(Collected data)
++++++++

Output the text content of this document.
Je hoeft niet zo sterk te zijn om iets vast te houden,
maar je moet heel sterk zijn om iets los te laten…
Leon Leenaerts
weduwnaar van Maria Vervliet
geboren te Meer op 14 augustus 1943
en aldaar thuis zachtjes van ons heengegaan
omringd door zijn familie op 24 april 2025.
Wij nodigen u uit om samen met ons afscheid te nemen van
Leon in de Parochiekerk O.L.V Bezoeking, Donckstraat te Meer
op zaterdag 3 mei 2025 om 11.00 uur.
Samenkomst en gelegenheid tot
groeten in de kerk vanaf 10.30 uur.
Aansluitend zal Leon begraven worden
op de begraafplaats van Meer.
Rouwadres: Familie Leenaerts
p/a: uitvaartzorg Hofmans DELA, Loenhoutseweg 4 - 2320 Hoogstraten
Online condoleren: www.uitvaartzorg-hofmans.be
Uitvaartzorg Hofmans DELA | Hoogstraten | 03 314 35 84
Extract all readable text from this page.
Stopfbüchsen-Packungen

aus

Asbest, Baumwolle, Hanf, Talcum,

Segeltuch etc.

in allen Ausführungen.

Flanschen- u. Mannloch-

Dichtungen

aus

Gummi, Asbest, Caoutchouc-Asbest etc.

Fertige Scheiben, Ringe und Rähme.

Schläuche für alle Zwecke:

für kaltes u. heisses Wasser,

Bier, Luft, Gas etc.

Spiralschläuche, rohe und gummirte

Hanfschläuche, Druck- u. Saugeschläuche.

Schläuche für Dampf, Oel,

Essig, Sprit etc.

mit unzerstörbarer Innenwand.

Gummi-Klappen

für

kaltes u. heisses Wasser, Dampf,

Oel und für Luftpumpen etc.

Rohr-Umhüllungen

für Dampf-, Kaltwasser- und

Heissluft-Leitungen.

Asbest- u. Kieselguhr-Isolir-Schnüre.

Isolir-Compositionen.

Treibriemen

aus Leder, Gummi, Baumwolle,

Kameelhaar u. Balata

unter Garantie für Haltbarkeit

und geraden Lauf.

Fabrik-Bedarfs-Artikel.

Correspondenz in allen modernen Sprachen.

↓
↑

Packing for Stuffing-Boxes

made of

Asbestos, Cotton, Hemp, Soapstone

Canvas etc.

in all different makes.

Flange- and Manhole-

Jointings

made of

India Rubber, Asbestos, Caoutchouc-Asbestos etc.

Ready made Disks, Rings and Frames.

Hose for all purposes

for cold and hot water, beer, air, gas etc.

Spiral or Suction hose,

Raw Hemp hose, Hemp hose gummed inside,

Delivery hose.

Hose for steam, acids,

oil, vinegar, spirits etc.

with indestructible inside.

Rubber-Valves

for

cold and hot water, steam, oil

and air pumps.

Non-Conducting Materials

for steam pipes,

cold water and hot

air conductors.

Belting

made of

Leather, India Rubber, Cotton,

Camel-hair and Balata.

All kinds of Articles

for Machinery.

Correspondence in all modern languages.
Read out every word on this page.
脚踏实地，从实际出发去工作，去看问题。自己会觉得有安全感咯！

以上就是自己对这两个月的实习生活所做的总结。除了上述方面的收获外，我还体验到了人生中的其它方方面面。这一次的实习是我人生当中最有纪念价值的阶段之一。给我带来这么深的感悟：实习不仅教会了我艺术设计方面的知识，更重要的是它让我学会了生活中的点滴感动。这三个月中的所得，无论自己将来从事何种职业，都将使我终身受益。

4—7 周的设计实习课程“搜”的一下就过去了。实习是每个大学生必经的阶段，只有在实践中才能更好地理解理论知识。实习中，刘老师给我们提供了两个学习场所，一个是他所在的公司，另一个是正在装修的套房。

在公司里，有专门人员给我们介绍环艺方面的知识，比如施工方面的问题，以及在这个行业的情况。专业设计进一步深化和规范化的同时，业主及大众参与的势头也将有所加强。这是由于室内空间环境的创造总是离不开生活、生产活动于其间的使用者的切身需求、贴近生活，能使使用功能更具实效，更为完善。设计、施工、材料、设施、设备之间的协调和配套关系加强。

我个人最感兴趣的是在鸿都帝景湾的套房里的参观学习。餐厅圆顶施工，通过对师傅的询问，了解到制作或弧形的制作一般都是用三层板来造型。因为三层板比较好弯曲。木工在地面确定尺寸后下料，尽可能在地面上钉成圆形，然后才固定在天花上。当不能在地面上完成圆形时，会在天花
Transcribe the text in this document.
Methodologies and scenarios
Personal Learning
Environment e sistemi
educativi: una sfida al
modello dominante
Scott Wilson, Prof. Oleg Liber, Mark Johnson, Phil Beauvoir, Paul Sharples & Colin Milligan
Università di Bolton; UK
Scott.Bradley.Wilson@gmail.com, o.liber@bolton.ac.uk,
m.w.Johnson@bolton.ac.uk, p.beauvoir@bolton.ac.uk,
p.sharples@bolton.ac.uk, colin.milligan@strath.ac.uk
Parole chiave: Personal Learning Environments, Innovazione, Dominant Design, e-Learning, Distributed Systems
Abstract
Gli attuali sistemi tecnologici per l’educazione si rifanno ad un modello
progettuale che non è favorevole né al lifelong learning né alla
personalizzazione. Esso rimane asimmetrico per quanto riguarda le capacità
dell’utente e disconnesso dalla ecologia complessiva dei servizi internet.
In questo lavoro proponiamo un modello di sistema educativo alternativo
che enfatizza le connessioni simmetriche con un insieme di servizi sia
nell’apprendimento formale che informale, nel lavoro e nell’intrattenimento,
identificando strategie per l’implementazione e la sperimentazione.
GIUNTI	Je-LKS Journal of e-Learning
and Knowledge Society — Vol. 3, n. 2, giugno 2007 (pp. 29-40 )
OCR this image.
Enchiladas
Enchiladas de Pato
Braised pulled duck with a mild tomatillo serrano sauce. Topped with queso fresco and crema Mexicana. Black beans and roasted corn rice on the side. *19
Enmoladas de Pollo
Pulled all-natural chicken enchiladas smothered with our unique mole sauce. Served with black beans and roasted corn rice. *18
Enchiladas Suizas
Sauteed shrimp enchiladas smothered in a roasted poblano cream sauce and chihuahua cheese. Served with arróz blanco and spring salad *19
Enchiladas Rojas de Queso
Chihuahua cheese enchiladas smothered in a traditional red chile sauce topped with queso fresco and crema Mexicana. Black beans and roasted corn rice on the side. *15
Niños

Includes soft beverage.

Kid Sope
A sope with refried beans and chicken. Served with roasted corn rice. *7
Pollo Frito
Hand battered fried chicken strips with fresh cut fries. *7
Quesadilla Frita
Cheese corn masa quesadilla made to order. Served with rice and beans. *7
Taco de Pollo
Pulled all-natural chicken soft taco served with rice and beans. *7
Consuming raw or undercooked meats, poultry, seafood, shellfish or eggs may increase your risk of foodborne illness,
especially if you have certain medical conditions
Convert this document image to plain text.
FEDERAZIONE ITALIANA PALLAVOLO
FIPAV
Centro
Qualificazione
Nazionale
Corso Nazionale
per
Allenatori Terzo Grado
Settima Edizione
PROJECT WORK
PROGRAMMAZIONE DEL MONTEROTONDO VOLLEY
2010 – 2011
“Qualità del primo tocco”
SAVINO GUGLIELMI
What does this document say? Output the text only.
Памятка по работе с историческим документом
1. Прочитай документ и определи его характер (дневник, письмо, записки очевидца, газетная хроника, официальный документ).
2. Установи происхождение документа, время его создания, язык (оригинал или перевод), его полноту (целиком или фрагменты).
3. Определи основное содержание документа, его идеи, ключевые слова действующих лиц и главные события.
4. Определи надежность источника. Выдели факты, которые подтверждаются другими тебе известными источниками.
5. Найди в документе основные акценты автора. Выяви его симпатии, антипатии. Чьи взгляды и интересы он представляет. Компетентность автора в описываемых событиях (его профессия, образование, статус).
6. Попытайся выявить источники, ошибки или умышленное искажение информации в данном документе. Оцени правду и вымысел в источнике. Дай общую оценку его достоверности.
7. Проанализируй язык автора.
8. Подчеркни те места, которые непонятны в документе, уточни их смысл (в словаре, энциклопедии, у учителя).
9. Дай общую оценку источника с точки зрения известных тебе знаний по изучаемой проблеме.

++++++++

* _Brief_
Return every line above that contains the word "lavoro".

* _Response_
In questo lavoro proponiamo un modello di sistema educativo alternativo
nell’apprendimento formale che informale, nel lavoro e nell’intrattenimento,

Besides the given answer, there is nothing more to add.